***** Raw data *****

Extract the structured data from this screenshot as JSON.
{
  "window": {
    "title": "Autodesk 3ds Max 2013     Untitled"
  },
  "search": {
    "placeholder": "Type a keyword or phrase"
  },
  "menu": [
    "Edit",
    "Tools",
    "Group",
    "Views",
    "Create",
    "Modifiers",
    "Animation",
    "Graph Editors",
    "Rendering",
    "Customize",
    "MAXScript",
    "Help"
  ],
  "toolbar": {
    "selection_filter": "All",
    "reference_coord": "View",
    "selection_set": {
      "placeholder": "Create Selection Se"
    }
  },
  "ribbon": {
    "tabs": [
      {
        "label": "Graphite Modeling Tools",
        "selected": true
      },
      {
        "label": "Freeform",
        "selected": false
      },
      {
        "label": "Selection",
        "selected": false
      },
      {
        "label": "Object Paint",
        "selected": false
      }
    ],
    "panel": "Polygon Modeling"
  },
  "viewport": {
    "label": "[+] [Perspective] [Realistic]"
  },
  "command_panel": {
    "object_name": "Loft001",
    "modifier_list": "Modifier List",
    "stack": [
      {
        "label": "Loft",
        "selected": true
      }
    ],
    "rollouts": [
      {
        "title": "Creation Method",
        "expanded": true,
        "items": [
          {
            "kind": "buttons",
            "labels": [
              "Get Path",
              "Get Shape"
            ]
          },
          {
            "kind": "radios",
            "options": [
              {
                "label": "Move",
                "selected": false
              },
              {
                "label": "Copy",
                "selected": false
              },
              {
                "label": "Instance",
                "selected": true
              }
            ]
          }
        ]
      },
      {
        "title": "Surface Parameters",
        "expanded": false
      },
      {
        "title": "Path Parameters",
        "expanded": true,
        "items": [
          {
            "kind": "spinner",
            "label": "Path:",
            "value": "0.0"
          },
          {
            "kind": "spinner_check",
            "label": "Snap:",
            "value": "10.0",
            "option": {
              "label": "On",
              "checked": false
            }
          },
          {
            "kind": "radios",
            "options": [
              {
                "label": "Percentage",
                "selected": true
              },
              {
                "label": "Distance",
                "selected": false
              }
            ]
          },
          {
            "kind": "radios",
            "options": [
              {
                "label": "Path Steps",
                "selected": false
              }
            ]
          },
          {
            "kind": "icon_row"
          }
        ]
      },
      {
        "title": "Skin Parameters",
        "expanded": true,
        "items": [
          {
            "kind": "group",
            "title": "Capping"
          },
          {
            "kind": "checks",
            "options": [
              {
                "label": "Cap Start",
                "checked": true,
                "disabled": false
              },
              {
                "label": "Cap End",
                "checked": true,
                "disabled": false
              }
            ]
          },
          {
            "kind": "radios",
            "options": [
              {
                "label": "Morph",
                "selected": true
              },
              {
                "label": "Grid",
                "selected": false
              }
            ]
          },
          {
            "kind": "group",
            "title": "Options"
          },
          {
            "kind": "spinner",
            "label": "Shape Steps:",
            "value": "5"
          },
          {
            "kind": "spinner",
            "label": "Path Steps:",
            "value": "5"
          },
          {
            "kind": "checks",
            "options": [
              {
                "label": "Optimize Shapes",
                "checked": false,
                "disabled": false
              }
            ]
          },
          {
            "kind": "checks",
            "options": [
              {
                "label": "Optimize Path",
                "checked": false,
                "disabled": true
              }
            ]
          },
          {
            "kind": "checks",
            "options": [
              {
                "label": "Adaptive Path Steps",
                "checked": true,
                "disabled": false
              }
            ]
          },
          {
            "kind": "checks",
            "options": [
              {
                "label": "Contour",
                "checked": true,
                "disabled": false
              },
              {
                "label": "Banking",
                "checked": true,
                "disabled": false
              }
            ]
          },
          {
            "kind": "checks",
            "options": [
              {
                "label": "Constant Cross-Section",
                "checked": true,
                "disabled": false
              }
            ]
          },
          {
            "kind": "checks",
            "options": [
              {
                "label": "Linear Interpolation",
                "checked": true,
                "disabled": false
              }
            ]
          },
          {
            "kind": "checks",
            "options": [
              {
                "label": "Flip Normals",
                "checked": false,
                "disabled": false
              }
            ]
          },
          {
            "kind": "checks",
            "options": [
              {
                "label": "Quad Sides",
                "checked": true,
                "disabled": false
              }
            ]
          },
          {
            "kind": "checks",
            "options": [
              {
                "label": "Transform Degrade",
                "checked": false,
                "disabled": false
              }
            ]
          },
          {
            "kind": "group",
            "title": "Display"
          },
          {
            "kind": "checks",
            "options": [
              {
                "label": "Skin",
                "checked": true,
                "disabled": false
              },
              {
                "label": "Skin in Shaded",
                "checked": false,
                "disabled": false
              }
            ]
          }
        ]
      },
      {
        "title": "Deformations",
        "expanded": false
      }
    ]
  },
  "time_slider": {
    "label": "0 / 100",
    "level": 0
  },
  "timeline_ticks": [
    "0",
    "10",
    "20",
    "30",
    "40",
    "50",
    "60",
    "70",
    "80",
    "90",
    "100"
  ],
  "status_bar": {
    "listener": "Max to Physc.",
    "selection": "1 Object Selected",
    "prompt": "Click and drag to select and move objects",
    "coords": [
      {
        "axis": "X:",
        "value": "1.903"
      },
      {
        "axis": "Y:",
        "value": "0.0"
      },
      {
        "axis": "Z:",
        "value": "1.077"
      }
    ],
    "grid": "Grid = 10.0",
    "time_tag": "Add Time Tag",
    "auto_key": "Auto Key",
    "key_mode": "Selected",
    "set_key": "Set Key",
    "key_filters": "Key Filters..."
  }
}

*****

→ Request
Your task is to reproduce all of the records exactly.

→ Result of the task
Extract the structured data from this screenshot as JSON.
{
  "window": {
    "title": "Autodesk 3ds Max 2013     Untitled"
  },
  "search": {
    "placeholder": "Type a keyword or phrase"
  },
  "menu": [
    "Edit",
    "Tools",
    "Group",
    "Views",
    "Create",
    "Modifiers",
    "Animation",
    "Graph Editors",
    "Rendering",
    "Customize",
    "MAXScript",
    "Help"
  ],
  "toolbar": {
    "selection_filter": "All",
    "reference_coord": "View",
    "selection_set": {
      "placeholder": "Create Selection Se"
    }
  },
  "ribbon": {
    "tabs": [
      {
        "label": "Graphite Modeling Tools",
        "selected": true
      },
      {
        "label": "Freeform",
        "selected": false
      },
      {
        "label": "Selection",
        "selected": false
      },
      {
        "label": "Object Paint",
        "selected": false
      }
    ],
    "panel": "Polygon Modeling"
  },
  "viewport": {
    "label": "[+] [Perspective] [Realistic]"
  },
  "command_panel": {
    "object_name": "Loft001",
    "modifier_list": "Modifier List",
    "stack": [
      {
        "label": "Loft",
        "selected": true
      }
    ],
    "rollouts": [
      {
        "title": "Creation Method",
        "expanded": true,
        "items": [
          {
            "kind": "buttons",
            "labels": [
              "Get Path",
              "Get Shape"
            ]
          },
          {
            "kind": "radios",
            "options": [
              {
                "label": "Move",
                "selected": false
              },
              {
                "label": "Copy",
                "selected": false
              },
              {
                "label": "Instance",
                "selected": true
              }
            ]
          }
        ]
      },
      {
        "title": "Surface Parameters",
        "expanded": false
      },
      {
        "title": "Path Parameters",
        "expanded": true,
        "items": [
          {
            "kind": "spinner",
            "label": "Path:",
            "value": "0.0"
          },
          {
            "kind": "spinner_check",
            "label": "Snap:",
            "value": "10.0",
            "option": {
              "label": "On",
              "checked": false
            }
          },
          {
            "kind": "radios",
            "options": [
              {
                "label": "Percentage",
                "selected": true
              },
              {
                "label": "Distance",
                "selected": false
              }
            ]
          },
          {
            "kind": "radios",
            "options": [
              {
                "label": "Path Steps",
                "selected": false
              }
            ]
          },
          {
            "kind": "icon_row"
          }
        ]
      },
      {
        "title": "Skin Parameters",
        "expanded": true,
        "items": [
          {
            "kind": "group",
            "title": "Capping"
          },
          {
            "kind": "checks",
            "options": [
              {
                "label": "Cap Start",
                "checked": true,
                "disabled": false
              },
              {
                "label": "Cap End",
                "checked": true,
                "disabled": false
              }
            ]
          },
          {
            "kind": "radios",
            "options": [
              {
                "label": "Morph",
                "selected": true
              },
              {
                "label": "Grid",
                "selected": false
              }
            ]
          },
          {
            "kind": "group",
            "title": "Options"
          },
          {
            "kind": "spinner",
            "label": "Shape Steps:",
            "value": "5"
          },
          {
            "kind": "spinner",
            "label": "Path Steps:",
            "value": "5"
          },
          {
            "kind": "checks",
            "options": [
              {
                "label": "Optimize Shapes",
                "checked": false,
                "disabled": false
              }
            ]
          },
          {
            "kind": "checks",
            "options": [
              {
                "label": "Optimize Path",
                "checked": false,
                "disabled": true
              }
            ]
          },
          {
            "kind": "checks",
            "options": [
              {
                "label": "Adaptive Path Steps",
                "checked": true,
                "disabled": false
              }
            ]
          },
          {
            "kind": "checks",
            "options": [
              {
                "label": "Contour",
                "checked": true,
                "disabled": false
              },
              {
                "label": "Banking",
                "checked": true,
                "disabled": false
              }
            ]
          },
          {
            "kind": "checks",
            "options": [
              {
                "label": "Constant Cross-Section",
                "checked": true,
                "disabled": false
              }
            ]
          },
          {
            "kind": "checks",
            "options": [
              {
                "label": "Linear Interpolation",
                "checked": true,
                "disabled": false
              }
            ]
          },
          {
            "kind": "checks",
            "options": [
              {
                "label": "Flip Normals",
                "checked": false,
                "disabled": false
              }
            ]
          },
          {
            "kind": "checks",
            "options": [
              {
                "label": "Quad Sides",
                "checked": true,
                "disabled": false
              }
            ]
          },
          {
            "kind": "checks",
            "options": [
              {
                "label": "Transform Degrade",
                "checked": false,
                "disabled": false
              }
            ]
          },
          {
            "kind": "group",
            "title": "Display"
          },
          {
            "kind": "checks",
            "options": [
              {
                "label": "Skin",
                "checked": true,
                "disabled": false
              },
              {
                "label": "Skin in Shaded",
                "checked": false,
                "disabled": false
              }
            ]
          }
        ]
      },
      {
        "title": "Deformations",
        "expanded": false
      }
    ]
  },
  "time_slider": {
    "label": "0 / 100",
    "level": 0
  },
  "timeline_ticks": [
    "0",
    "10",
    "20",
    "30",
    "40",
    "50",
    "60",
    "70",
    "80",
    "90",
    "100"
  ],
  "status_bar": {
    "listener": "Max to Physc.",
    "selection": "1 Object Selected",
    "prompt": "Click and drag to select and move objects",
    "coords": [
      {
        "axis": "X:",
        "value": "1.903"
      },
      {
        "axis": "Y:",
        "value": "0.0"
      },
      {
        "axis": "Z:",
        "value": "1.077"
      }
    ],
    "grid": "Grid = 10.0",
    "time_tag": "Add Time Tag",
    "auto_key": "Auto Key",
    "key_mode": "Selected",
    "set_key": "Set Key",
    "key_filters": "Key Filters..."
  }
}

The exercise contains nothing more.